● **WORK TO DO**
Return all lines with the word "states" in them.

● **RECORDED DATA**

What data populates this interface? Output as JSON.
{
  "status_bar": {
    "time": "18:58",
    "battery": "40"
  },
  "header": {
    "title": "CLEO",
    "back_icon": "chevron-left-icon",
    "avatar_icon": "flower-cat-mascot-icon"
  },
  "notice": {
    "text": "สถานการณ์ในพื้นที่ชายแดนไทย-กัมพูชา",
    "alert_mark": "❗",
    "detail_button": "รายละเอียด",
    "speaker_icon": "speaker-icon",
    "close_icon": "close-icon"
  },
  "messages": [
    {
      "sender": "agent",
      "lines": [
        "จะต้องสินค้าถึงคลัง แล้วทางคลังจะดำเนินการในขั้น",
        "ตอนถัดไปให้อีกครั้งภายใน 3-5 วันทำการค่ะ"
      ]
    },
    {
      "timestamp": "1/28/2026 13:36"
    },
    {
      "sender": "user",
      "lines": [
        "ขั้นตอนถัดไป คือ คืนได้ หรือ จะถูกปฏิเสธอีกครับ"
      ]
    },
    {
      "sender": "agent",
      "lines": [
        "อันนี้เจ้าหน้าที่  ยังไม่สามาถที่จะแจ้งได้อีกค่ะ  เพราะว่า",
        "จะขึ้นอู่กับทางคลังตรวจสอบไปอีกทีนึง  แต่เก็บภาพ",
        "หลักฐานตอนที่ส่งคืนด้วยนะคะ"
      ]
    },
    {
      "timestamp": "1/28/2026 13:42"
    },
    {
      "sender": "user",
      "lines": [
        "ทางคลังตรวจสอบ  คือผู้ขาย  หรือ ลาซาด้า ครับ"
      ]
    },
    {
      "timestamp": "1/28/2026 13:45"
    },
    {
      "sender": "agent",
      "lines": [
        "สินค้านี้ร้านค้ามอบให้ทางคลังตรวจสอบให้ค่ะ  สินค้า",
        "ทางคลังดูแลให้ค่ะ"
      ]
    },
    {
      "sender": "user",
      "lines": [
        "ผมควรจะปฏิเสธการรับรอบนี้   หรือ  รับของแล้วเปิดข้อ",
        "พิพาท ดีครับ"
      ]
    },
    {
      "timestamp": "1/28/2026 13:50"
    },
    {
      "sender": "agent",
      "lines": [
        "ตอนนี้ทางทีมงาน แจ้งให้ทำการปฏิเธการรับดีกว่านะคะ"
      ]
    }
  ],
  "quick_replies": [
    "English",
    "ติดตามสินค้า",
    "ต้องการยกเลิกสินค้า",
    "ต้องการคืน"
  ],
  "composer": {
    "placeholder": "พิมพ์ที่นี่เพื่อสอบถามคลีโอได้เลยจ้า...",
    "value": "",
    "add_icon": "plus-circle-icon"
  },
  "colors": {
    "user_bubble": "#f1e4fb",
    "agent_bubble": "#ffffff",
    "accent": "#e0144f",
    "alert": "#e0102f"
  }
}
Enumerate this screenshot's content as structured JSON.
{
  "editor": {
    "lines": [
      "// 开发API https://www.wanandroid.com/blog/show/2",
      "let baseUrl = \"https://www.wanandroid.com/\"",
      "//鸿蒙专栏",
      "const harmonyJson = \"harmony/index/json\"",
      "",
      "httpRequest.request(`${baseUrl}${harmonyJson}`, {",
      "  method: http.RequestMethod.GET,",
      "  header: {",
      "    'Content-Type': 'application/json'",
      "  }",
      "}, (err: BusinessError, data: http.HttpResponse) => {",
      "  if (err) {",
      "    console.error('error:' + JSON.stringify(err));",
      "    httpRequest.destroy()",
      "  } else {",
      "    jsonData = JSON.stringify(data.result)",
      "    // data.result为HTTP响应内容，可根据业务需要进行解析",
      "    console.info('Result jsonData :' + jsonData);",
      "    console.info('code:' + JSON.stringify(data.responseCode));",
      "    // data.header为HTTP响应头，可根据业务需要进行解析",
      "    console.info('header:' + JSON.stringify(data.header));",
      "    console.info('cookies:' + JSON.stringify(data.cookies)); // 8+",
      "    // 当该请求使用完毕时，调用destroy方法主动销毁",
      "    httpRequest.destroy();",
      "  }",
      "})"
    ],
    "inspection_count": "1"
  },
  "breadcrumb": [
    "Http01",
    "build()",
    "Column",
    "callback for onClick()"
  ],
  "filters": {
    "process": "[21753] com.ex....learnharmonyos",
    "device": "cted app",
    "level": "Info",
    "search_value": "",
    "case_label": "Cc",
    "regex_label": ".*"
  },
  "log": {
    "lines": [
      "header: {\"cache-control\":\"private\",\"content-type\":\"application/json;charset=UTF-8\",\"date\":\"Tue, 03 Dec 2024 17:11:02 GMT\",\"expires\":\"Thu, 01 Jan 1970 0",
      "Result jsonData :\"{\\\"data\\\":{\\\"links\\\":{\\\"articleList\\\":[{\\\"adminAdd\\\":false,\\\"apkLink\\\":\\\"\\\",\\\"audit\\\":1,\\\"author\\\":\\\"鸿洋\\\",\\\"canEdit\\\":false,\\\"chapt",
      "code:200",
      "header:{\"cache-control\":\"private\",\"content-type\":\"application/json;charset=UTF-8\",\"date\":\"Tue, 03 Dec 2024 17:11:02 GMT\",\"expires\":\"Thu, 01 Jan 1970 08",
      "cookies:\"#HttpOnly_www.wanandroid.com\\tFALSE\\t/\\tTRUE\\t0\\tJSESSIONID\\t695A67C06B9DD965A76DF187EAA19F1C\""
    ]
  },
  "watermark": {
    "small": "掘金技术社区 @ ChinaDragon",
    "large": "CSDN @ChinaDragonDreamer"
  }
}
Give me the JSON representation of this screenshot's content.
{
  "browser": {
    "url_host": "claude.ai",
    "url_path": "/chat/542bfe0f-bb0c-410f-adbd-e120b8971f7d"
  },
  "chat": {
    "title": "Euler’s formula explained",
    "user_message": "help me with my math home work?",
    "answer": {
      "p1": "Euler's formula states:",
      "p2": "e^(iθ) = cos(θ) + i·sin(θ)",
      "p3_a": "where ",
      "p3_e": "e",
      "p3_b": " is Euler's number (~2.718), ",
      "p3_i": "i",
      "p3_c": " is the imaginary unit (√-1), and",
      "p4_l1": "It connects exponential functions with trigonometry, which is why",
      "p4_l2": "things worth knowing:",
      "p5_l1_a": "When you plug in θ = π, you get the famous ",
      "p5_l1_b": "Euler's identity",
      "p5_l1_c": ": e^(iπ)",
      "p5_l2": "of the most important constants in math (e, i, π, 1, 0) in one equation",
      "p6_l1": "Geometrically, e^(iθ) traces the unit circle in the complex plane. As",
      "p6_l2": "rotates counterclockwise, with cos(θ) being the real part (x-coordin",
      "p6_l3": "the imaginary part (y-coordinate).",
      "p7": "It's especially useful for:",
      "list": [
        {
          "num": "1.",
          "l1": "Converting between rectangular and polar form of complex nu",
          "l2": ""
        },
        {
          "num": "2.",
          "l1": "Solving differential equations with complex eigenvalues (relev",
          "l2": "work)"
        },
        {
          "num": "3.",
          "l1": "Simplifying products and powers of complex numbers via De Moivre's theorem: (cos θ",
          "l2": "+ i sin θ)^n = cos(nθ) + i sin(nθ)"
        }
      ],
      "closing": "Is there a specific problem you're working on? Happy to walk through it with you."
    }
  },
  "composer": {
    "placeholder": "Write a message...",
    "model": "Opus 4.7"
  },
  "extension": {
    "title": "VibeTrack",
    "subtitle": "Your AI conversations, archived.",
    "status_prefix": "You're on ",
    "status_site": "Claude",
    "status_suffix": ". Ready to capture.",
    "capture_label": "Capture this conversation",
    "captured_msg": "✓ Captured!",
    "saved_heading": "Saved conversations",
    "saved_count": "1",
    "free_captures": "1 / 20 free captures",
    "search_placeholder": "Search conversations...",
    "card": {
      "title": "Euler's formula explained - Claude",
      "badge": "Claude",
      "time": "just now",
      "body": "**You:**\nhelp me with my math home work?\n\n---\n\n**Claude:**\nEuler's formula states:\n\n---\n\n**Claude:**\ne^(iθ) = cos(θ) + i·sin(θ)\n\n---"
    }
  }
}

● **THE ANSWER**
      "p1": "Euler's formula states:",
      "body": "**You:**\nhelp me with my math home work?\n\n---\n\n**Claude:**\nEuler's formula states:\n\n---\n\n**Claude:**\ne^(iθ) = cos(θ) + i·sin(θ)\n\n---"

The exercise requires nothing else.